GIVEN TASK:
Copy every line of the records below where the word "hint" occurs.

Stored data
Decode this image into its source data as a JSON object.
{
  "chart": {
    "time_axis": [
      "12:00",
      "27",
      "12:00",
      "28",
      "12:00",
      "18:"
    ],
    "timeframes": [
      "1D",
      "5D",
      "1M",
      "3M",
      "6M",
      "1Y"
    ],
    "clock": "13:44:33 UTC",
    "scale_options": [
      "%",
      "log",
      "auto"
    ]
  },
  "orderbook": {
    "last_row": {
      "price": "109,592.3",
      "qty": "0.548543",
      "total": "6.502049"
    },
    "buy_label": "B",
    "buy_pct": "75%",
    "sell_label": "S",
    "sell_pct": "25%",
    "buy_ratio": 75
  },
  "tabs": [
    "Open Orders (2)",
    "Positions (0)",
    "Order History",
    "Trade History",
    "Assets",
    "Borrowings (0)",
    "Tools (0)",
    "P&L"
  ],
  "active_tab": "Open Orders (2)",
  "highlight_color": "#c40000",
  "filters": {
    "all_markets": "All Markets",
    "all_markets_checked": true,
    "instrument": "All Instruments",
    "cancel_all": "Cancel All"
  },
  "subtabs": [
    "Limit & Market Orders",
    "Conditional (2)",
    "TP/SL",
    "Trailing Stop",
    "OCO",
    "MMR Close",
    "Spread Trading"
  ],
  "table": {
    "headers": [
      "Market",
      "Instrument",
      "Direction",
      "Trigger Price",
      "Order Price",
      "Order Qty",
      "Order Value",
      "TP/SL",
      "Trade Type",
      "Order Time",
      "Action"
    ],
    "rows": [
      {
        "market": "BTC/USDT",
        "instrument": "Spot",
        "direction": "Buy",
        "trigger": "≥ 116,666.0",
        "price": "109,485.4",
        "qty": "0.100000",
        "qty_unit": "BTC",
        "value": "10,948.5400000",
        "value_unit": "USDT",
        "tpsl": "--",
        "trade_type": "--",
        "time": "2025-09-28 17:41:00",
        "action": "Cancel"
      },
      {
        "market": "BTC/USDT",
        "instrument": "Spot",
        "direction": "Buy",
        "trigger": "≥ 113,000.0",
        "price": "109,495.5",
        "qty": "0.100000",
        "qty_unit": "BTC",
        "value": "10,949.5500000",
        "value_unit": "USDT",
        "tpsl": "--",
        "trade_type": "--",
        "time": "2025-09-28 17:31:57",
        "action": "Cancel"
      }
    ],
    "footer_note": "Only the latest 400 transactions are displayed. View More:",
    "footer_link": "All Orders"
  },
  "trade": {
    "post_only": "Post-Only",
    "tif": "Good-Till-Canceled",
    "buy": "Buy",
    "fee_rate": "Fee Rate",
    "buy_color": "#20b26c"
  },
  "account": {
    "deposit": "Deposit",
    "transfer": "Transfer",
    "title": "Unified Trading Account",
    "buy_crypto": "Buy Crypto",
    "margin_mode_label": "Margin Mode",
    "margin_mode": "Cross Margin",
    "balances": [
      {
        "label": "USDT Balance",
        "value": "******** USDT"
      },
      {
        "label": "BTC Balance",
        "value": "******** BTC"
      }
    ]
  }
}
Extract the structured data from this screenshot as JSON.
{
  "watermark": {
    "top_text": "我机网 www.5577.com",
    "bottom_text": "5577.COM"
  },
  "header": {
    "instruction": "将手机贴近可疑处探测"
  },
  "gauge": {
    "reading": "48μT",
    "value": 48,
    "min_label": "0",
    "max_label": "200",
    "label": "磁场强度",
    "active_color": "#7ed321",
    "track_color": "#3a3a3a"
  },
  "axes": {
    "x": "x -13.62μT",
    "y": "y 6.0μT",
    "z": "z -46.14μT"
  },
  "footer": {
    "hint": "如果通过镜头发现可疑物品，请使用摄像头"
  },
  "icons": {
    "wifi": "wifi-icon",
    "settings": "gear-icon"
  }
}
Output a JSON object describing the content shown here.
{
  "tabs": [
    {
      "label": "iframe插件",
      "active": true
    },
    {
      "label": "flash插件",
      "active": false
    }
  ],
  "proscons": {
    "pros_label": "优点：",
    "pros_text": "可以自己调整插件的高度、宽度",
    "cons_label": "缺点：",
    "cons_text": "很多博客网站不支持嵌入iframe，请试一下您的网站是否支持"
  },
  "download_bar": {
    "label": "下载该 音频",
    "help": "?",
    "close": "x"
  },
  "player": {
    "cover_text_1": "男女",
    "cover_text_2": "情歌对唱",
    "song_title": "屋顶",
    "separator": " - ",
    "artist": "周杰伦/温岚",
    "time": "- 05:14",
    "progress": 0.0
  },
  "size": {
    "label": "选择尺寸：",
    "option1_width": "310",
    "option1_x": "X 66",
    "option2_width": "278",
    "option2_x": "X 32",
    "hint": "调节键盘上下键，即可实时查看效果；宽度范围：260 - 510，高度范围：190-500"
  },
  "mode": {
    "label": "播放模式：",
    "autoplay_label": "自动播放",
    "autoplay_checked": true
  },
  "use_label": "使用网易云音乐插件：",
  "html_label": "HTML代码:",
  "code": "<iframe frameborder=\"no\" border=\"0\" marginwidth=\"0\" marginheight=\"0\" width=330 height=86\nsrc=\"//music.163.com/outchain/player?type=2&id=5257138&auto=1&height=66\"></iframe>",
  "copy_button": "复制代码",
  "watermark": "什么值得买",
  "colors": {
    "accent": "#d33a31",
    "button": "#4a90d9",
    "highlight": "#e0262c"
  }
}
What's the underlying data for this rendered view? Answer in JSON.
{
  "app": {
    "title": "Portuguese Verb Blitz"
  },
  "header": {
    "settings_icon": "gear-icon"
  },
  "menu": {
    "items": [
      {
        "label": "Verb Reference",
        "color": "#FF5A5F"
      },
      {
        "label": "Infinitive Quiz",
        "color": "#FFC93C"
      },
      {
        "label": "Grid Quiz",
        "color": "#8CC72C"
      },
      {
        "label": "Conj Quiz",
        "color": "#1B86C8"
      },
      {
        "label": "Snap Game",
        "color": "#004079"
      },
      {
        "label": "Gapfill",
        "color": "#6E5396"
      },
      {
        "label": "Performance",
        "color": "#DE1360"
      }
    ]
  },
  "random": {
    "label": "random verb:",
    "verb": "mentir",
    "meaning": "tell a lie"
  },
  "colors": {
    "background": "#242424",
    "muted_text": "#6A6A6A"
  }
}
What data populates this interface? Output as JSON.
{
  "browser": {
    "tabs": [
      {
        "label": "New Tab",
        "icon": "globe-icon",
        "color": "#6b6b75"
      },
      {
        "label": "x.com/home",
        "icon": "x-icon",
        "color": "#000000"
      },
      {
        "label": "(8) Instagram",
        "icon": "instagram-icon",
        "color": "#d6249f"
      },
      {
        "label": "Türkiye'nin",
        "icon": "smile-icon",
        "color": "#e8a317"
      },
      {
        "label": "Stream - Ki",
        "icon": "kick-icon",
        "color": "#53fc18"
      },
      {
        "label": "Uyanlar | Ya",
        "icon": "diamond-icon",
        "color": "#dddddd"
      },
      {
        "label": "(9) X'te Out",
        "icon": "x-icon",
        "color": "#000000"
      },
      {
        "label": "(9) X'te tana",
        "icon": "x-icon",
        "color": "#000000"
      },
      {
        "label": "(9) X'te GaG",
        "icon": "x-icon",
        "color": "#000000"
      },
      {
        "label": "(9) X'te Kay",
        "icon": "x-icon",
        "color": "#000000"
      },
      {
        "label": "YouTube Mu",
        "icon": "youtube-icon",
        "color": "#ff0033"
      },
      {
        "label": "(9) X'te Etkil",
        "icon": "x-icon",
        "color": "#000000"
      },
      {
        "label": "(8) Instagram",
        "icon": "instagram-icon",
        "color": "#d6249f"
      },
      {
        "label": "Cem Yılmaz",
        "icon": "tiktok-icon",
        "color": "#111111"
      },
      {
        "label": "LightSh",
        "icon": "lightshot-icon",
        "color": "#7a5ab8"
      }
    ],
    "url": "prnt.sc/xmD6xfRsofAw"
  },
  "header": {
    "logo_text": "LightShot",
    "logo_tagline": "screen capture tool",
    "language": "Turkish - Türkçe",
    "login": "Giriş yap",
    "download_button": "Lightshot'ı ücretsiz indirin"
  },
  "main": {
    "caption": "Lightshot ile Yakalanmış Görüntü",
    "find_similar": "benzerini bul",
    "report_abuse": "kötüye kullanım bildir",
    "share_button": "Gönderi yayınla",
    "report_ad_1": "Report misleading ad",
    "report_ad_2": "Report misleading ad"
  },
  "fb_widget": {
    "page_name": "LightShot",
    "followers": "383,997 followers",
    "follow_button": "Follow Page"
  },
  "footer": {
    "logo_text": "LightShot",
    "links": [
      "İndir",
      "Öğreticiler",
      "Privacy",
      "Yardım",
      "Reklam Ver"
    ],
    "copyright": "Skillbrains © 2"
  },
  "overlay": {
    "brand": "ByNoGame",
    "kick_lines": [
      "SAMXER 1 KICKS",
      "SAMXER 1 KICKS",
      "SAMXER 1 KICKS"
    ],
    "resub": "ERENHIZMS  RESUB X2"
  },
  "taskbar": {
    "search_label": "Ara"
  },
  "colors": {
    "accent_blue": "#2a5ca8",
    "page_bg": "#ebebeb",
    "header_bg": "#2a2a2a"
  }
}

CORRECT RESPONSE:
    "hint": "如果通过镜头发现可疑物品，请使用摄像头"
    "hint": "调节键盘上下键，即可实时查看效果；宽度范围：260 - 510，高度范围：190-500"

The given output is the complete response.